## START Data entries

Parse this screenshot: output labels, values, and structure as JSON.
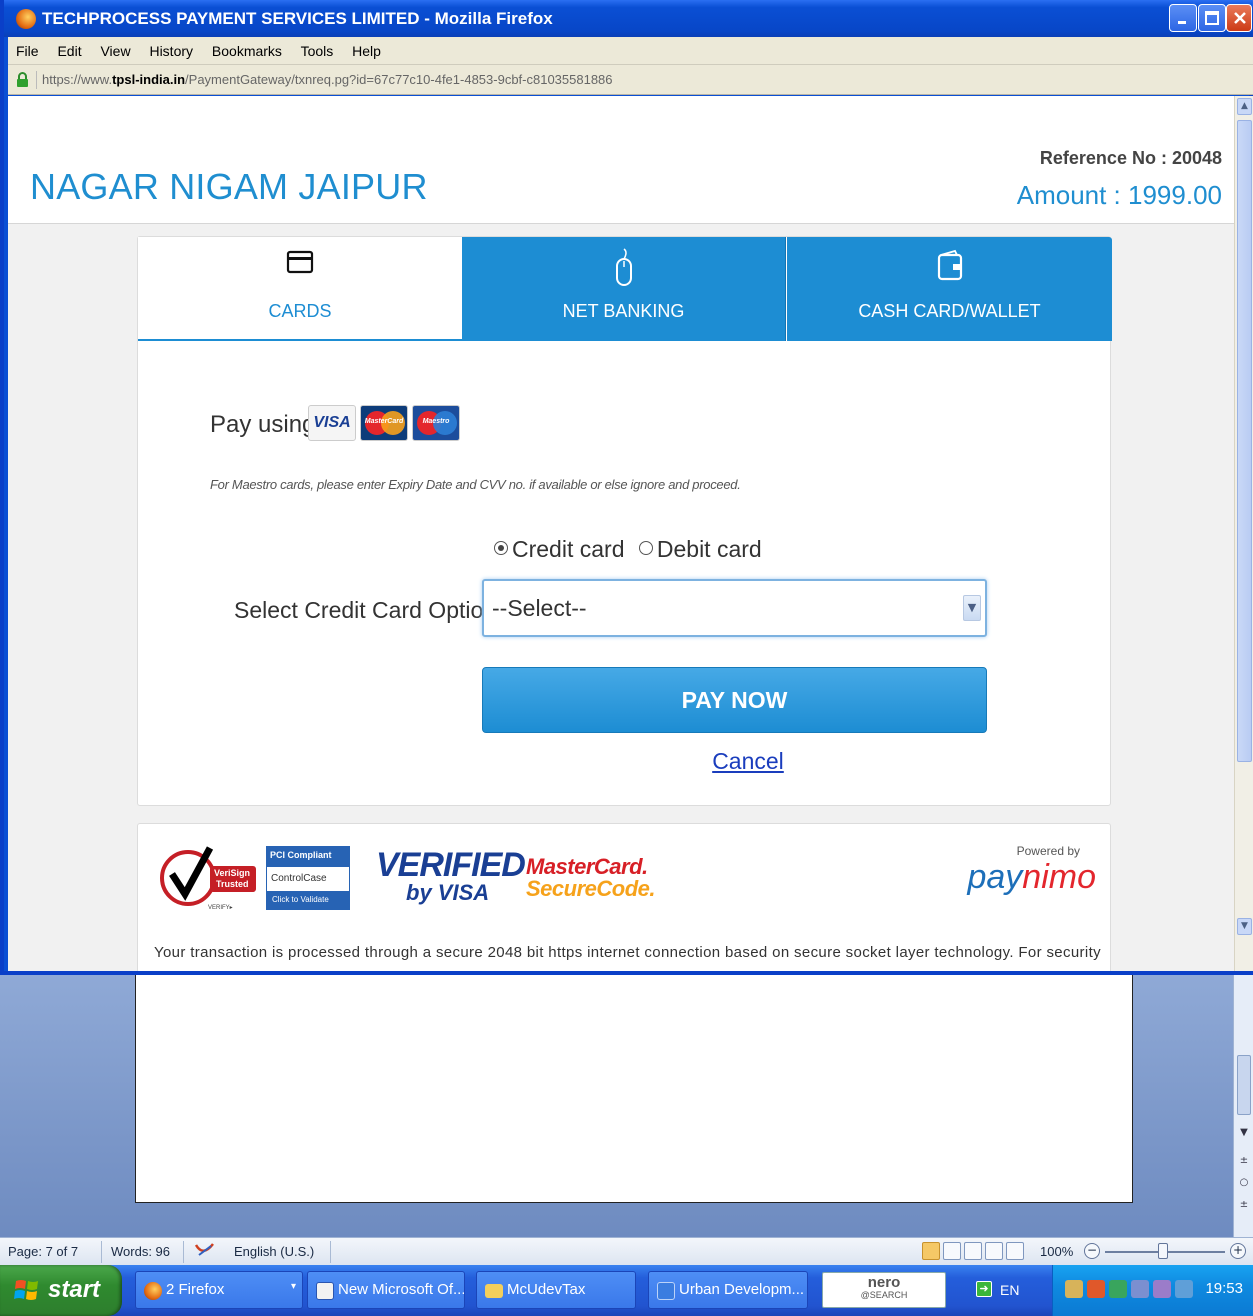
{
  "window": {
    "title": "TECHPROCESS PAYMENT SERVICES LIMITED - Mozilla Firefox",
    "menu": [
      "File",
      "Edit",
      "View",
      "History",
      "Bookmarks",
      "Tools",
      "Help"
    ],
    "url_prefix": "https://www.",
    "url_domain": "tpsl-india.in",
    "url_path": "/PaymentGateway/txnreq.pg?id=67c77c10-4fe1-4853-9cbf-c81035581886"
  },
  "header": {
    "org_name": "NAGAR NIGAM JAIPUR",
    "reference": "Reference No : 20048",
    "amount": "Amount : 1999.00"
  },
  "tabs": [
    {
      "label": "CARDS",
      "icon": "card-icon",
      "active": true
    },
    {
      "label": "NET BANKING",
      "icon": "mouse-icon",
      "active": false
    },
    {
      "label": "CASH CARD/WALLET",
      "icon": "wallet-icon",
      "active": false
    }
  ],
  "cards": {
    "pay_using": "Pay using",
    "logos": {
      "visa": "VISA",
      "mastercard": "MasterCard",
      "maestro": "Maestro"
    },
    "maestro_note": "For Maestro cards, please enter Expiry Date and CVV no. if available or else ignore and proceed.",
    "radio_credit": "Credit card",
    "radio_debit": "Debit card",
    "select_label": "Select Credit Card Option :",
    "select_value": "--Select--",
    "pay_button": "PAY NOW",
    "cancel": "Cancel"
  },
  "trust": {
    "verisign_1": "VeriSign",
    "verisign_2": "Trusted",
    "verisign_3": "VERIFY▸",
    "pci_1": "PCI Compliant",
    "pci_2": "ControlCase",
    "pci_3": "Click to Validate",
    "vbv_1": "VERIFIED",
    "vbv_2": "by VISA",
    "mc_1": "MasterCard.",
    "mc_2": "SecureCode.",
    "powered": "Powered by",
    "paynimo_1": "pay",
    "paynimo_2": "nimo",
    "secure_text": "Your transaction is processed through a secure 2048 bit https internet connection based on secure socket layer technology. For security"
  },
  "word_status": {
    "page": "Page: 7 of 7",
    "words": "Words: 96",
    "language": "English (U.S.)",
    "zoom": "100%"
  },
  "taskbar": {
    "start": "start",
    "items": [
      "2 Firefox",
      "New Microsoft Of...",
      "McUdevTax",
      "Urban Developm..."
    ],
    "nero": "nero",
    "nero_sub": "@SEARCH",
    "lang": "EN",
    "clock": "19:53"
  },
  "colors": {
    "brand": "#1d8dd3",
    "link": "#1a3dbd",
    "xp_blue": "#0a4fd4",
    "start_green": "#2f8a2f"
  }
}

## END Data entries

In the listing above, find each line with the word "Select" and copy it.

    "select_label": "Select Credit Card Option :",
    "select_value": "--Select--",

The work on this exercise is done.